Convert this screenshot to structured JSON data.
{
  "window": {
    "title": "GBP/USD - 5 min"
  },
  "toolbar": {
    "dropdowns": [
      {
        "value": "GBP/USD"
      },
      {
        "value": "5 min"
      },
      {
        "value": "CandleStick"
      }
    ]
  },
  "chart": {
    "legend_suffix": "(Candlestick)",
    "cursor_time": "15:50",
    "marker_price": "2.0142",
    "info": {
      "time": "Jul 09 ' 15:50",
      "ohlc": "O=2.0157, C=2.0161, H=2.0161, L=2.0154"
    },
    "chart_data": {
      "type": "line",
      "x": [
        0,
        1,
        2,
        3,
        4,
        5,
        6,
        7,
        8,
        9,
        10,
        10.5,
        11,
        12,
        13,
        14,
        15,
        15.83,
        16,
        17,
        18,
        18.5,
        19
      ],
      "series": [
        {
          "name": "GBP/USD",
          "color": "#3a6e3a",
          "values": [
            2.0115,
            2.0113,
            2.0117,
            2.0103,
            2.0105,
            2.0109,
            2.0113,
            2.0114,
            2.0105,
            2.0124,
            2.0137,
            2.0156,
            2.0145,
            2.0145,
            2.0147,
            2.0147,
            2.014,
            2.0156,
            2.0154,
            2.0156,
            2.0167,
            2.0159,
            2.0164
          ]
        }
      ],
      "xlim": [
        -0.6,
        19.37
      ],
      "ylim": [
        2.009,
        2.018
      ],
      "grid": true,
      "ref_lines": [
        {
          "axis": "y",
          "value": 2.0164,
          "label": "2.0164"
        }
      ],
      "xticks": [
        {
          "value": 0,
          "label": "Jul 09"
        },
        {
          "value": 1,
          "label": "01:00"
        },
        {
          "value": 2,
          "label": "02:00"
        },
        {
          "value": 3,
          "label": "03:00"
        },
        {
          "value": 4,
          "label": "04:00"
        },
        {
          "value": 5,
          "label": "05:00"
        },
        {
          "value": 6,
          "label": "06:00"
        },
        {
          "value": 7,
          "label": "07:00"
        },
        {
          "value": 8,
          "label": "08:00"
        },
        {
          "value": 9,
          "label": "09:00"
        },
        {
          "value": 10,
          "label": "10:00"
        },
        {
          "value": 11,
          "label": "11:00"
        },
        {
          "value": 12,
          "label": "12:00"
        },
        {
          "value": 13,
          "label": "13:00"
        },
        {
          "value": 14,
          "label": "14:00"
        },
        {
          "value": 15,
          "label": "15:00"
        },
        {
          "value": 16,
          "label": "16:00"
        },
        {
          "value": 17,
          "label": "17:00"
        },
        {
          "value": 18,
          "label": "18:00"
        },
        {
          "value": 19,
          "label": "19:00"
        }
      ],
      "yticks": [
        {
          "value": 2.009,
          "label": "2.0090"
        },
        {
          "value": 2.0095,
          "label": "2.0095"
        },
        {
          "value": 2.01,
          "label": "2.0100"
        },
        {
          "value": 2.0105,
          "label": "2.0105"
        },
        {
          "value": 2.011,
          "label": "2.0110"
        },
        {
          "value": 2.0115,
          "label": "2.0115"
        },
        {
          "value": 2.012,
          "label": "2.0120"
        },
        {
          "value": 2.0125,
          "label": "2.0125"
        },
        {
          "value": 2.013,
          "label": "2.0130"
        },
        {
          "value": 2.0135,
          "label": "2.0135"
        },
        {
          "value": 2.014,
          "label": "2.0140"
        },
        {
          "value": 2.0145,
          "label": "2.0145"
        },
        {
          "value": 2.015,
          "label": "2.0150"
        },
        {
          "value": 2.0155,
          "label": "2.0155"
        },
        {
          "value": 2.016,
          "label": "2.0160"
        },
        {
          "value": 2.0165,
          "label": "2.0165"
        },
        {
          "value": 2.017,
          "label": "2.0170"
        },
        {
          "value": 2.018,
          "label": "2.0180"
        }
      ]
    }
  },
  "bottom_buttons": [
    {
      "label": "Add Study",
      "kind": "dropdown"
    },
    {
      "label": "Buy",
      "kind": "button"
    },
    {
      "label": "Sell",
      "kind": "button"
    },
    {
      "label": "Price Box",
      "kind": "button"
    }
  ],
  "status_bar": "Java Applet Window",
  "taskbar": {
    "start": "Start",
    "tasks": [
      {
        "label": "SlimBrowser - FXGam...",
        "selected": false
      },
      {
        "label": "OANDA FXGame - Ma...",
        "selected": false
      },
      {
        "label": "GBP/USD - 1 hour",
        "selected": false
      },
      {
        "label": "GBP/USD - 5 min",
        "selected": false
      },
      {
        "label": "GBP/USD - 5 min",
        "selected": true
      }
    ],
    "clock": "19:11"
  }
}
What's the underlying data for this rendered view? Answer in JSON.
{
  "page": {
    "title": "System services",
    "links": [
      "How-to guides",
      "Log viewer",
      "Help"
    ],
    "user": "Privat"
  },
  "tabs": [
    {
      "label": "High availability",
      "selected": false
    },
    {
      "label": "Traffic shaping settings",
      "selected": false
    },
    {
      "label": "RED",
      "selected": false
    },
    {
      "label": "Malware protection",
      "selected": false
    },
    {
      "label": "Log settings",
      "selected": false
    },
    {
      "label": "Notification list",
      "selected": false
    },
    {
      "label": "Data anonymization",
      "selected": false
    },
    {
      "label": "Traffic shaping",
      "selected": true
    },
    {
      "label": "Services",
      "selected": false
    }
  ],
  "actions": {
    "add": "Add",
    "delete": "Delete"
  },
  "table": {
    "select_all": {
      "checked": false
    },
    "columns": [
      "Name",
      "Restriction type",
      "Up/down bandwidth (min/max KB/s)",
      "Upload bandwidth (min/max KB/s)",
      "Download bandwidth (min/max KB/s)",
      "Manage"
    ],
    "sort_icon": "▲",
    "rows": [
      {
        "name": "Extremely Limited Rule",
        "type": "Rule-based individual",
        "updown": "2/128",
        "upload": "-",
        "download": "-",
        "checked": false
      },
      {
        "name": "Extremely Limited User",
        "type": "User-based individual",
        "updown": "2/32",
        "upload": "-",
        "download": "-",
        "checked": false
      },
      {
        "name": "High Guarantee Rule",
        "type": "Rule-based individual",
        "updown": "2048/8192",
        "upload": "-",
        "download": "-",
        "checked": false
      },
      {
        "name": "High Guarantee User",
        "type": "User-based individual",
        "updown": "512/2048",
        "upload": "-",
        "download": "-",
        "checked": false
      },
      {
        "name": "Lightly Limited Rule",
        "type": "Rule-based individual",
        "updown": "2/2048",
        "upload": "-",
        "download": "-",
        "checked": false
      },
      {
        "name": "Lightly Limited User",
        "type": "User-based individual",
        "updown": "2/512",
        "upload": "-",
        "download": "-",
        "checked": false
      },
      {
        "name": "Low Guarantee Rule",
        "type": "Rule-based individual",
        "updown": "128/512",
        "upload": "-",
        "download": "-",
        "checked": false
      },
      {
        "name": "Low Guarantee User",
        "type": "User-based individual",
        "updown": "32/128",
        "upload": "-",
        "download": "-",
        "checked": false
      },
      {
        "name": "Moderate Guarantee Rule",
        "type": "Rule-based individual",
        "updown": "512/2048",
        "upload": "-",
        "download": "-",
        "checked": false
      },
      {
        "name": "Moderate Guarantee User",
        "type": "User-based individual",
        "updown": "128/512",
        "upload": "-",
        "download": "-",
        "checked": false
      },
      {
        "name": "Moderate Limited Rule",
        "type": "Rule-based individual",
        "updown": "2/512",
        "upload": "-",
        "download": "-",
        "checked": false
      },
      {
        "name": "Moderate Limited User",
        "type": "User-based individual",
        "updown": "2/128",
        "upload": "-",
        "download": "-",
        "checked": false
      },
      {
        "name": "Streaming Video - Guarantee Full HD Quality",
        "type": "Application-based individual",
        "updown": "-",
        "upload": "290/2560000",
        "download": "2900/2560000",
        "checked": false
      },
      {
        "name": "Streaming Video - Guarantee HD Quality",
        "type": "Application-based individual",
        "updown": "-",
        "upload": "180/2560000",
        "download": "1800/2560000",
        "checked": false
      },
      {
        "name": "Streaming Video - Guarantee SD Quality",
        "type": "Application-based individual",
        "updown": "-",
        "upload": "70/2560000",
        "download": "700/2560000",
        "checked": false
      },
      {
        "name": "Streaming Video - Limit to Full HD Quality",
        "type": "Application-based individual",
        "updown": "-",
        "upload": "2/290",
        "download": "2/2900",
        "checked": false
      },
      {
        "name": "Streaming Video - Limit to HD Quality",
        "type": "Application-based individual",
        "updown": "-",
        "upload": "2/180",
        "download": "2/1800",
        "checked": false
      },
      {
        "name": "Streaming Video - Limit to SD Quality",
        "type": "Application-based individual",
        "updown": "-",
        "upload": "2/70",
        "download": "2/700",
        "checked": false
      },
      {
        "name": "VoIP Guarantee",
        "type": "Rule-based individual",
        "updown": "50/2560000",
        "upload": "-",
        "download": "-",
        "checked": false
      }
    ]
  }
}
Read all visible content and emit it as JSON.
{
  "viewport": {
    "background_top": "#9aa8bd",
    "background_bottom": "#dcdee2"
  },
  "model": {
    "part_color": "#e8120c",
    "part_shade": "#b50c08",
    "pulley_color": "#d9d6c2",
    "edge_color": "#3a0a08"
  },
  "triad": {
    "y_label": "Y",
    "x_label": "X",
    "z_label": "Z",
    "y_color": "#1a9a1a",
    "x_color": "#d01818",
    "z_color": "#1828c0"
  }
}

----------

Going over the lines above, work out how many include "bandwidth", then give only that number.

__ANSWER BELOW__
3